DIRECTIONS: Write the records out again exactly, leaving no images in.

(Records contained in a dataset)
--

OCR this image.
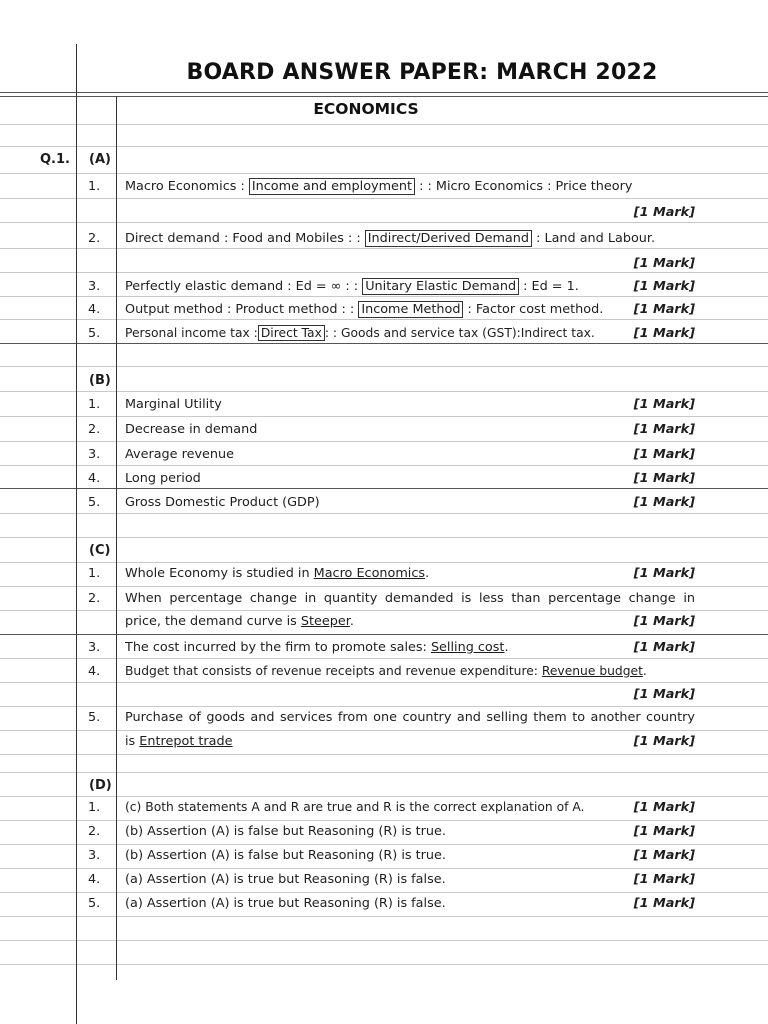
BOARD ANSWER PAPER: MARCH 2022
ECONOMICS
Q.1. (A)
1.	Macro Economics : Income and employment : : Micro Economics : Price theory
[1 Mark]
2.	Direct demand : Food and Mobiles : : Indirect/Derived Demand : Land and Labour.
[1 Mark]
3.	Perfectly elastic demand : Ed = ∞ : : Unitary Elastic Demand : Ed = 1.	[1 Mark]
4.	Output method : Product method : : Income Method : Factor cost method. [1 Mark]
5.	Personal income tax : Direct Tax : : Goods and service tax (GST):Indirect tax.	[1 Mark]
(B)
1.	Marginal Utility	[1 Mark]
2.	Decrease in demand	[1 Mark]
3.	Average revenue	[1 Mark]
4.	Long period	[1 Mark]
5.	Gross Domestic Product (GDP)	[1 Mark]
(C)
1.	Whole Economy is studied in Macro Economics.	[1 Mark]
2.	When percentage change in quantity demanded is less than percentage change in
price, the demand curve is Steeper.	[1 Mark]
3.	The cost incurred by the firm to promote sales: Selling cost.	[1 Mark]
4.	Budget that consists of revenue receipts and revenue expenditure: Revenue budget.
[1 Mark]
5.	Purchase of goods and services from one country and selling them to another country
is Entrepot trade	[1 Mark]
(D)
1.	(c) Both statements A and R are true and R is the correct explanation of A.	[1 Mark]
2.	(b) Assertion (A) is false but Reasoning (R) is true.	[1 Mark]
3.	(b) Assertion (A) is false but Reasoning (R) is true.	[1 Mark]
4.	(a) Assertion (A) is true but Reasoning (R) is false.	[1 Mark]
5.	(a) Assertion (A) is true but Reasoning (R) is false.	[1 Mark]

--

ANSWER TO THE EXERCISE:
OCR this image.
BOARD ANSWER PAPER: MARCH 2022
ECONOMICS
Q.1. (A)
1.	Macro Economics : Income and employment : : Micro Economics : Price theory
[1 Mark]
2.	Direct demand : Food and Mobiles : : Indirect/Derived Demand : Land and Labour.
[1 Mark]
3.	Perfectly elastic demand : Ed = ∞ : : Unitary Elastic Demand : Ed = 1.	[1 Mark]
4.	Output method : Product method : : Income Method : Factor cost method. [1 Mark]
5.	Personal income tax : Direct Tax : : Goods and service tax (GST):Indirect tax.	[1 Mark]
(B)
1.	Marginal Utility	[1 Mark]
2.	Decrease in demand	[1 Mark]
3.	Average revenue	[1 Mark]
4.	Long period	[1 Mark]
5.	Gross Domestic Product (GDP)	[1 Mark]
(C)
1.	Whole Economy is studied in Macro Economics.	[1 Mark]
2.	When percentage change in quantity demanded is less than percentage change in
price, the demand curve is Steeper.	[1 Mark]
3.	The cost incurred by the firm to promote sales: Selling cost.	[1 Mark]
4.	Budget that consists of revenue receipts and revenue expenditure: Revenue budget.
[1 Mark]
5.	Purchase of goods and services from one country and selling them to another country
is Entrepot trade	[1 Mark]
(D)
1.	(c) Both statements A and R are true and R is the correct explanation of A.	[1 Mark]
2.	(b) Assertion (A) is false but Reasoning (R) is true.	[1 Mark]
3.	(b) Assertion (A) is false but Reasoning (R) is true.	[1 Mark]
4.	(a) Assertion (A) is true but Reasoning (R) is false.	[1 Mark]
5.	(a) Assertion (A) is true but Reasoning (R) is false.	[1 Mark]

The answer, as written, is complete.